Locate the string "title" in the records below. Copy every line where it occurs.
------ LISTED RECORDS ------
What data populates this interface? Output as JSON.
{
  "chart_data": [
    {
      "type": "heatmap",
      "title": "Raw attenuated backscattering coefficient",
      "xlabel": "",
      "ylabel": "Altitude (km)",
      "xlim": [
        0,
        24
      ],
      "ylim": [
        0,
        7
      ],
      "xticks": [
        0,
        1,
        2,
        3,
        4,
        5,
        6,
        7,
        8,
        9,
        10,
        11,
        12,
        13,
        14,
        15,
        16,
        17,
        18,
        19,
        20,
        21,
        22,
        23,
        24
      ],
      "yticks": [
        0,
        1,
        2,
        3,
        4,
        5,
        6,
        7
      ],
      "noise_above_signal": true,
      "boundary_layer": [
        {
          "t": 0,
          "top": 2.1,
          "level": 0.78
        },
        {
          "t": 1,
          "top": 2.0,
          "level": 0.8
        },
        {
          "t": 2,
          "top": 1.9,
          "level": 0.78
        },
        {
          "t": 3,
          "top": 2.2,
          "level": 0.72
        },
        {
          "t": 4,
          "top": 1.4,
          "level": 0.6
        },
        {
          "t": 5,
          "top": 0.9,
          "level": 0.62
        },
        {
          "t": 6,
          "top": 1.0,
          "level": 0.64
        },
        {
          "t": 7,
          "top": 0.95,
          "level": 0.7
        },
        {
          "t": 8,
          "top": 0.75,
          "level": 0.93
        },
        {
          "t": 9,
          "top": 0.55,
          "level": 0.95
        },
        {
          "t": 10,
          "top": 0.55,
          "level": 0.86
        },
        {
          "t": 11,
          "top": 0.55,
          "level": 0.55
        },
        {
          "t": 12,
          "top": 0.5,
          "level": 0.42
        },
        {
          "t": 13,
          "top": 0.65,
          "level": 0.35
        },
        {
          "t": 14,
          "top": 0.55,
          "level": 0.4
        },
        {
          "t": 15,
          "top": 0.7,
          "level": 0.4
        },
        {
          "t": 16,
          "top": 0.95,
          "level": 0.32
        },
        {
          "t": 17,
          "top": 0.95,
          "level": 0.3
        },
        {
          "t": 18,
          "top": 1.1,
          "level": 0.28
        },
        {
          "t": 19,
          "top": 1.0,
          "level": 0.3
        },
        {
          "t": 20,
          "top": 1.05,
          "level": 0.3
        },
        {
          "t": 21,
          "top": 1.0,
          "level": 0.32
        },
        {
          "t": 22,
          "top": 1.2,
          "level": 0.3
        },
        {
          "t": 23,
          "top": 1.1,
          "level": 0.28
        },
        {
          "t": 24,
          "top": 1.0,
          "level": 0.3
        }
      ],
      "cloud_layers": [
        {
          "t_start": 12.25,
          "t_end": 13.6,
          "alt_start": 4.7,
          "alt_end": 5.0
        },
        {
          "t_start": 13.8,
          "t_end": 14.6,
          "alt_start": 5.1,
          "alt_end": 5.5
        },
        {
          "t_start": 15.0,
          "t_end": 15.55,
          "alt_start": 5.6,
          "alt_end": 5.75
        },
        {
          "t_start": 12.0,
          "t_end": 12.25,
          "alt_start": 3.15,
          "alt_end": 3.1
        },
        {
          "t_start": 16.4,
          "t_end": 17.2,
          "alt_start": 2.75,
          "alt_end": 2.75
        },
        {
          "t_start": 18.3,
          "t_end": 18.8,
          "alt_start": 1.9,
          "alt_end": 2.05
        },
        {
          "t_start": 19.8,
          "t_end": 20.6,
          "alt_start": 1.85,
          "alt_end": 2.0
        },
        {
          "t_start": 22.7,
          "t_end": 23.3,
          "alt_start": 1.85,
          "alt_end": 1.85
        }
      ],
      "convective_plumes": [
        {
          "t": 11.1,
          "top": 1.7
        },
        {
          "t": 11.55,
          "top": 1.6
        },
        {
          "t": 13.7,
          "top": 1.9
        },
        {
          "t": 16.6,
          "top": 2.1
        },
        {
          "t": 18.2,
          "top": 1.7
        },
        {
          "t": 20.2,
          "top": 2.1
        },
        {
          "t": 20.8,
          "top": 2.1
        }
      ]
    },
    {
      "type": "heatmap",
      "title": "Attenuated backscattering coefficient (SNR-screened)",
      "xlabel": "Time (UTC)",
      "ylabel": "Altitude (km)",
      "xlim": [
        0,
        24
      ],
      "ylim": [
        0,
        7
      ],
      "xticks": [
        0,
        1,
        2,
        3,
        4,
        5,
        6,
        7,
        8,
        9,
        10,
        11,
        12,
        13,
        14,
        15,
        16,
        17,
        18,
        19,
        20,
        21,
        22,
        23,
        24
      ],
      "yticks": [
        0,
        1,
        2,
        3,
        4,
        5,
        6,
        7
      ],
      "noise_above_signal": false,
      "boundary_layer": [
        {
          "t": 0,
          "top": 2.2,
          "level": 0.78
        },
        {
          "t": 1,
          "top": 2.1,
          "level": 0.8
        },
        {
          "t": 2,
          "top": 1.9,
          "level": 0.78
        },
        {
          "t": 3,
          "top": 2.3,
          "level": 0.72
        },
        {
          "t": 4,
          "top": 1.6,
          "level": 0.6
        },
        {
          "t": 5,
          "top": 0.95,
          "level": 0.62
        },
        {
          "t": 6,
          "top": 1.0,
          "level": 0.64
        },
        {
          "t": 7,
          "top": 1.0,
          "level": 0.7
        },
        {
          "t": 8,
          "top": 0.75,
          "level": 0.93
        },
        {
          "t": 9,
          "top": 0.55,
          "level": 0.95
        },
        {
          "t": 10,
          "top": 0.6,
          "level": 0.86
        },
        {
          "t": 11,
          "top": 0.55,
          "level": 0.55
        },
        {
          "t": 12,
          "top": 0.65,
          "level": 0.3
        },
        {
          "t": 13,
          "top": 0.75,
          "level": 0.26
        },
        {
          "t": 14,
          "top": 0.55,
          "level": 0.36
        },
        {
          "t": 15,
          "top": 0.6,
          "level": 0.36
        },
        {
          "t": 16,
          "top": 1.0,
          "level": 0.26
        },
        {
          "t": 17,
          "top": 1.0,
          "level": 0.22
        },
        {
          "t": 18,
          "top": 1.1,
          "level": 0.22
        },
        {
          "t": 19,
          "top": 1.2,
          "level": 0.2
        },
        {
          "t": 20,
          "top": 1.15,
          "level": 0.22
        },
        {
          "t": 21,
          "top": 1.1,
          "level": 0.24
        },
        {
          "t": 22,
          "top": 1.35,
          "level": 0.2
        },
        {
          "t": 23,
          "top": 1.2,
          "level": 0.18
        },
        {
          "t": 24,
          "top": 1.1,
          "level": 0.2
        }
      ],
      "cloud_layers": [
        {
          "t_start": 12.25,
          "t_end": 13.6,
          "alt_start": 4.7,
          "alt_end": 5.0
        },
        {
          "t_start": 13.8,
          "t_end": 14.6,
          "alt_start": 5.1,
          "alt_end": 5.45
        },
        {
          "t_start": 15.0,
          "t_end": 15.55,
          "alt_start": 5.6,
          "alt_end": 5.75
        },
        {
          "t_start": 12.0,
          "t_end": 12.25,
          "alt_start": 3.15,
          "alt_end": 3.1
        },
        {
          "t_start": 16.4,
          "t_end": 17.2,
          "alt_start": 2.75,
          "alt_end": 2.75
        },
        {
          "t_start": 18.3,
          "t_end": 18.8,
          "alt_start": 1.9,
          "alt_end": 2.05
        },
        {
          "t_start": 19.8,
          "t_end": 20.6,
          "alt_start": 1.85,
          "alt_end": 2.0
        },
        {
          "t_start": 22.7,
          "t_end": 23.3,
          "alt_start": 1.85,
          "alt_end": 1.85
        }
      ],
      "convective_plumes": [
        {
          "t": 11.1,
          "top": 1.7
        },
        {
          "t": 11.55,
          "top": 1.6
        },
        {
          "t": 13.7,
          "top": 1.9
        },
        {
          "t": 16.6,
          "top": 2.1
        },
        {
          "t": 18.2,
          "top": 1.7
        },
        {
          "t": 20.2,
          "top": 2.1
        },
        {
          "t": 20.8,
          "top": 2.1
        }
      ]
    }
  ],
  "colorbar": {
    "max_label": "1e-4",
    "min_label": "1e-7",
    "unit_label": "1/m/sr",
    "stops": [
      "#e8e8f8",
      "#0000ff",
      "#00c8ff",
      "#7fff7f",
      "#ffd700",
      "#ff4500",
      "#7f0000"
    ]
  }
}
------
FULL OUTPUT:
      "title": "Raw attenuated backscattering coefficient",
      "title": "Attenuated backscattering coefficient (SNR-screened)",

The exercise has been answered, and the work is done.